▶ What the exercise asks: Every entry must be copied word for word.

▼

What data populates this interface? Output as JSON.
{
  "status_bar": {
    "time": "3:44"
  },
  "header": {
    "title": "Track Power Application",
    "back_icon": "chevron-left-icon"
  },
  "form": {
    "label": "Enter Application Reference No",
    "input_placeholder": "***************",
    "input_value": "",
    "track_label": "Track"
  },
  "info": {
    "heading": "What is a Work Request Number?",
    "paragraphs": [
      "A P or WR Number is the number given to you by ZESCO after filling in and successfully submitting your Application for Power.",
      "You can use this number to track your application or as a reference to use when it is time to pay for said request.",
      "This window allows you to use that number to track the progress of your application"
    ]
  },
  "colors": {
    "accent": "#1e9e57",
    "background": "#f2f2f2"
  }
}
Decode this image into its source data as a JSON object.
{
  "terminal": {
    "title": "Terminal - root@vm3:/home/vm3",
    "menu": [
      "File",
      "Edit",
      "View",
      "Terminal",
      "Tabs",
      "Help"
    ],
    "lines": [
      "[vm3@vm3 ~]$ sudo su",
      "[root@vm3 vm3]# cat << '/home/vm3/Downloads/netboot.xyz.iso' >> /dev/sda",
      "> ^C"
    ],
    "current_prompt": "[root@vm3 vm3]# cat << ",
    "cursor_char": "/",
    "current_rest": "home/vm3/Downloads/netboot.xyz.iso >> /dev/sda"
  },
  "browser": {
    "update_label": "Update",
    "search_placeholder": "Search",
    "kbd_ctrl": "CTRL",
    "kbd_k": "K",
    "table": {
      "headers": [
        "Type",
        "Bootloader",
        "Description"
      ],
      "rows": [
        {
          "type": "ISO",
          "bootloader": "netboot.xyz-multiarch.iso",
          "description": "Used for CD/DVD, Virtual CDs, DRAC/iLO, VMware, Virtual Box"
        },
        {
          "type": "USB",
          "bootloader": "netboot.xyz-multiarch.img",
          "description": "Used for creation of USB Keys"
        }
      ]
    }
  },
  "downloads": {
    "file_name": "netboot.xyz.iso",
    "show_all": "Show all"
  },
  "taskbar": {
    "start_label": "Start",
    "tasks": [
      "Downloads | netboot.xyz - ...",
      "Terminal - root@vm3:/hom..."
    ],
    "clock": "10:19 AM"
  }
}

▲

▶ Solved exercise:
What data populates this interface? Output as JSON.
{
  "status_bar": {
    "time": "3:44"
  },
  "header": {
    "title": "Track Power Application",
    "back_icon": "chevron-left-icon"
  },
  "form": {
    "label": "Enter Application Reference No",
    "input_placeholder": "***************",
    "input_value": "",
    "track_label": "Track"
  },
  "info": {
    "heading": "What is a Work Request Number?",
    "paragraphs": [
      "A P or WR Number is the number given to you by ZESCO after filling in and successfully submitting your Application for Power.",
      "You can use this number to track your application or as a reference to use when it is time to pay for said request.",
      "This window allows you to use that number to track the progress of your application"
    ]
  },
  "colors": {
    "accent": "#1e9e57",
    "background": "#f2f2f2"
  }
}
Decode this image into its source data as a JSON object.
{
  "terminal": {
    "title": "Terminal - root@vm3:/home/vm3",
    "menu": [
      "File",
      "Edit",
      "View",
      "Terminal",
      "Tabs",
      "Help"
    ],
    "lines": [
      "[vm3@vm3 ~]$ sudo su",
      "[root@vm3 vm3]# cat << '/home/vm3/Downloads/netboot.xyz.iso' >> /dev/sda",
      "> ^C"
    ],
    "current_prompt": "[root@vm3 vm3]# cat << ",
    "cursor_char": "/",
    "current_rest": "home/vm3/Downloads/netboot.xyz.iso >> /dev/sda"
  },
  "browser": {
    "update_label": "Update",
    "search_placeholder": "Search",
    "kbd_ctrl": "CTRL",
    "kbd_k": "K",
    "table": {
      "headers": [
        "Type",
        "Bootloader",
        "Description"
      ],
      "rows": [
        {
          "type": "ISO",
          "bootloader": "netboot.xyz-multiarch.iso",
          "description": "Used for CD/DVD, Virtual CDs, DRAC/iLO, VMware, Virtual Box"
        },
        {
          "type": "USB",
          "bootloader": "netboot.xyz-multiarch.img",
          "description": "Used for creation of USB Keys"
        }
      ]
    }
  },
  "downloads": {
    "file_name": "netboot.xyz.iso",
    "show_all": "Show all"
  },
  "taskbar": {
    "start_label": "Start",
    "tasks": [
      "Downloads | netboot.xyz - ...",
      "Terminal - root@vm3:/hom..."
    ],
    "clock": "10:19 AM"
  }
}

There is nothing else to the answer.